▸ **Exercise brief**:
Show every line below where "tired" can be found.

[Extracted records]

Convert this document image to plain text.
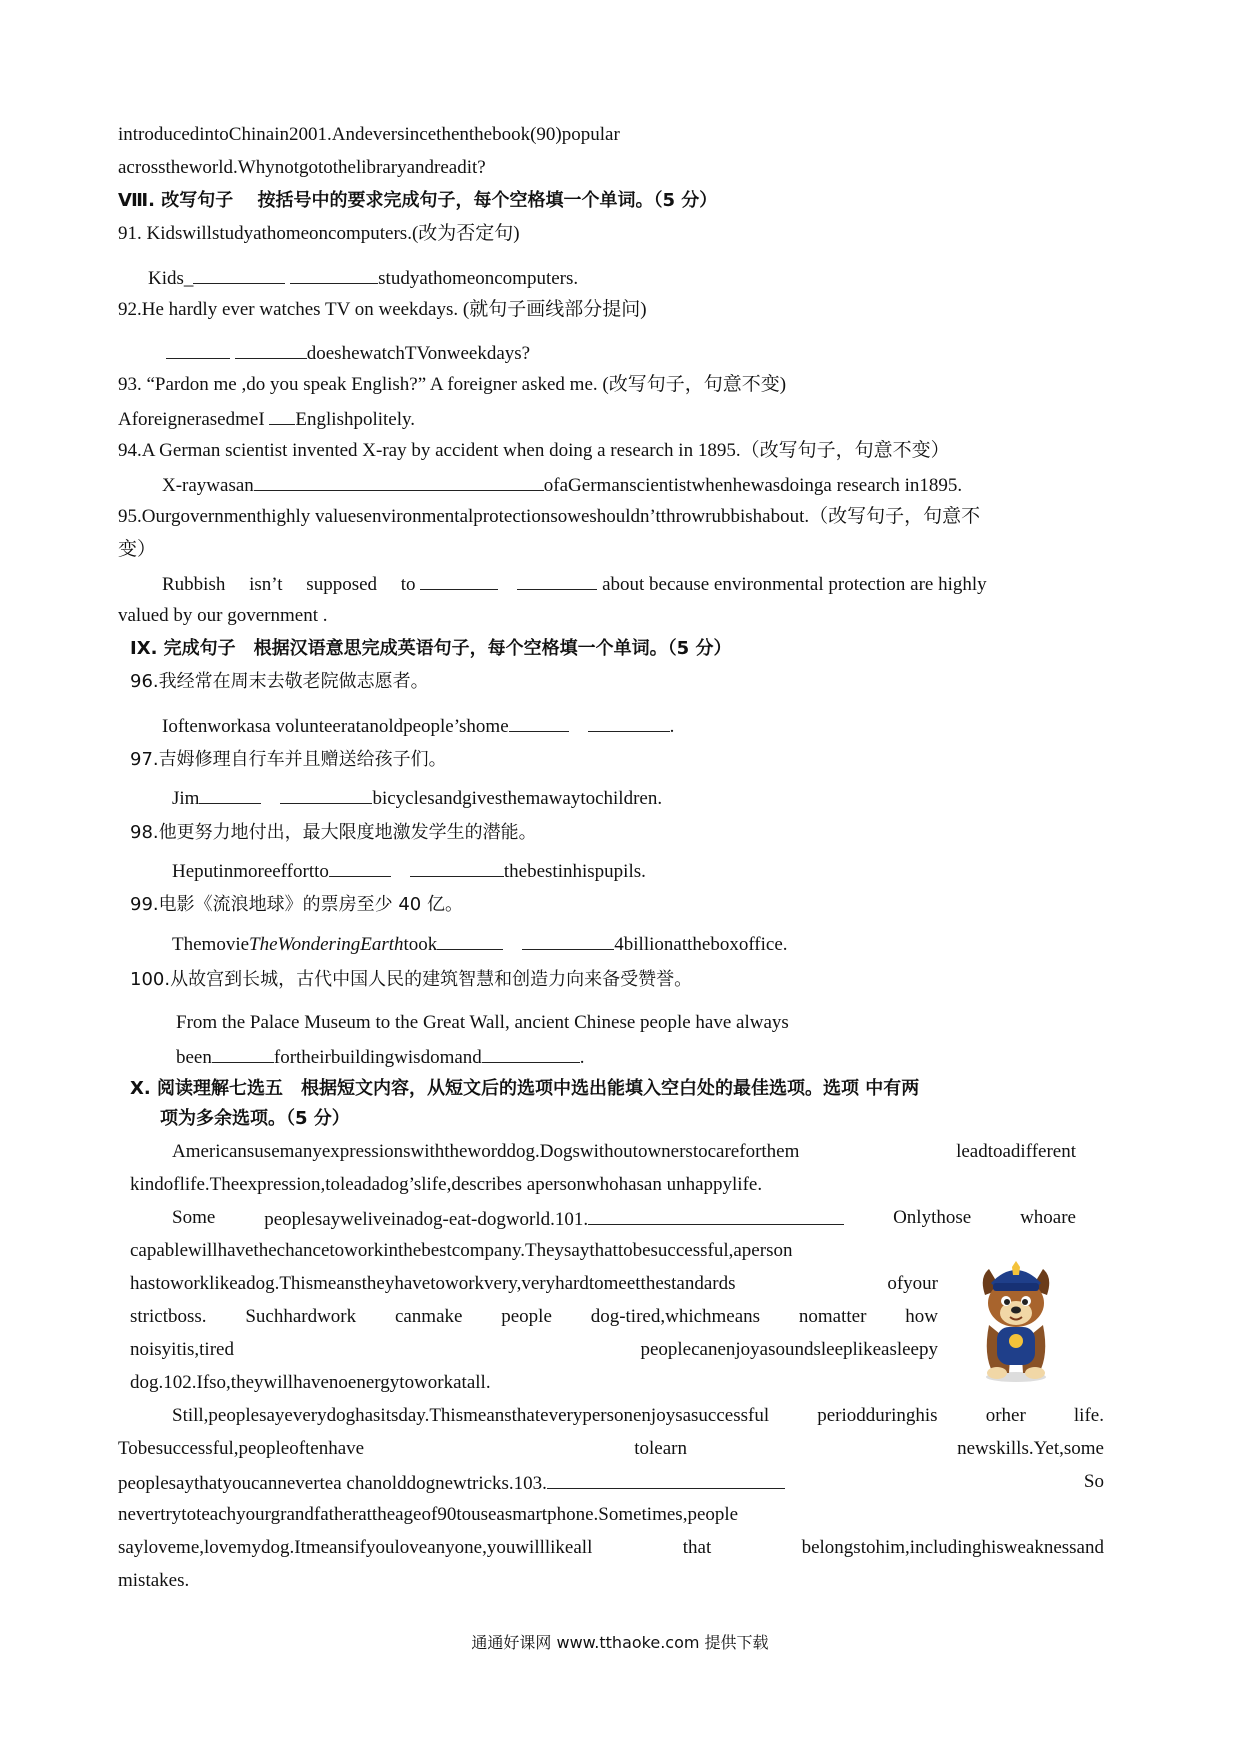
introducedintoChinain2001.Andeversincethenthebook(90)popular
acrosstheworld.Whynotgotothelibraryandreadit?
Ⅷ. 改写句子　 按括号中的要求完成句子，每个空格填一个单词。（5 分）
91. Kidswillstudyathomeoncomputers.(改为否定句)
Kids_	studyathomeoncomputers.
92.He hardly ever watches TV on weekdays. (就句子画线部分提问)
doeshewatchTVonweekdays?
93. “Pardon me ,do you speak English?” A foreigner asked me. (改写句子，句意不变)
AforeignerasedmeI Englishpolitely.
94.A German scientist invented X-ray by accident when doing a research in 1895.（改写句子，句意不变）
X-raywasan	ofaGermanscientistwhenhewasdoinga research in1895.
95.Ourgovernmenthighly valuesenvironmentalprotectionsoweshouldn’tthrowrubbishabout.（改写句子，句意不
变）
Rubbish isn’t supposed to	about because environmental protection are highly
valued by our government .
IX. 完成句子　根据汉语意思完成英语句子，每个空格填一个单词。（5 分）
96.我经常在周末去敬老院做志愿者。
Ioftenworkasa volunteeratanoldpeople’shome	.
97.吉姆修理自行车并且赠送给孩子们。
Jim	bicyclesandgivesthemawaytochildren.
98.他更努力地付出，最大限度地激发学生的潜能。
Heputinmoreeffortto	thebestinhispupils.
99.电影《流浪地球》的票房至少 40 亿。
ThemovieTheWonderingEarthtook	4billionattheboxoffice.
100.从故宫到长城，古代中国人民的建筑智慧和创造力向来备受赞誉。
From the Palace Museum to the Great Wall, ancient Chinese people have always
been	fortheirbuildingwisdomand	.
X. 阅读理解七选五　根据短文内容，从短文后的选项中选出能填入空白处的最佳选项。选项 中有两
项为多余选项。（5 分）
Americansusemanyexpressionswiththeworddog.Dogswithoutownerstocareforthem	leadtoadifferent
kindoflife.Theexpression,toleadadog’slife,describes apersonwhohasan unhappylife.
Some	peoplesayweliveinadog-eat-dogworld.101.	Onlythose	whoare
capablewillhavethechancetoworkinthebestcompany.Theysaythattobesuccessful,aperson
hastoworklikeadog.Thismeanstheyhavetoworkvery,veryhardtomeetthestandards	ofyour
strictboss. Suchhardwork canmake people dog-tired,whichmeans nomatter how
noisyitis,tired	peoplecanenjoyasoundsleeplikeasleepy
dog.102.Ifso,theywillhavenoenergytoworkatall.
Still,peoplesayeverydoghasitsday.Thismeansthateverypersonenjoysasuccessful	periodduringhis	orher	life.
Tobesuccessful,peopleoftenhave	tolearn	newskills.Yet,some
peoplesaythatyoucannevertea chanolddognewtricks.103.	So
nevertrytoteachyourgrandfatherattheageof90touseasmartphone.Sometimes,people
sayloveme,lovemydog.Itmeansifyouloveanyone,youwilllikeall	that	belongstohim,includinghisweaknessand
mistakes.
通通好课网 www.tthaoke.com 提供下载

▸ **Reply to the task**:
strictboss. Suchhardwork canmake people dog-tired,whichmeans nomatter how
noisyitis,tired	peoplecanenjoyasoundsleeplikeasleepy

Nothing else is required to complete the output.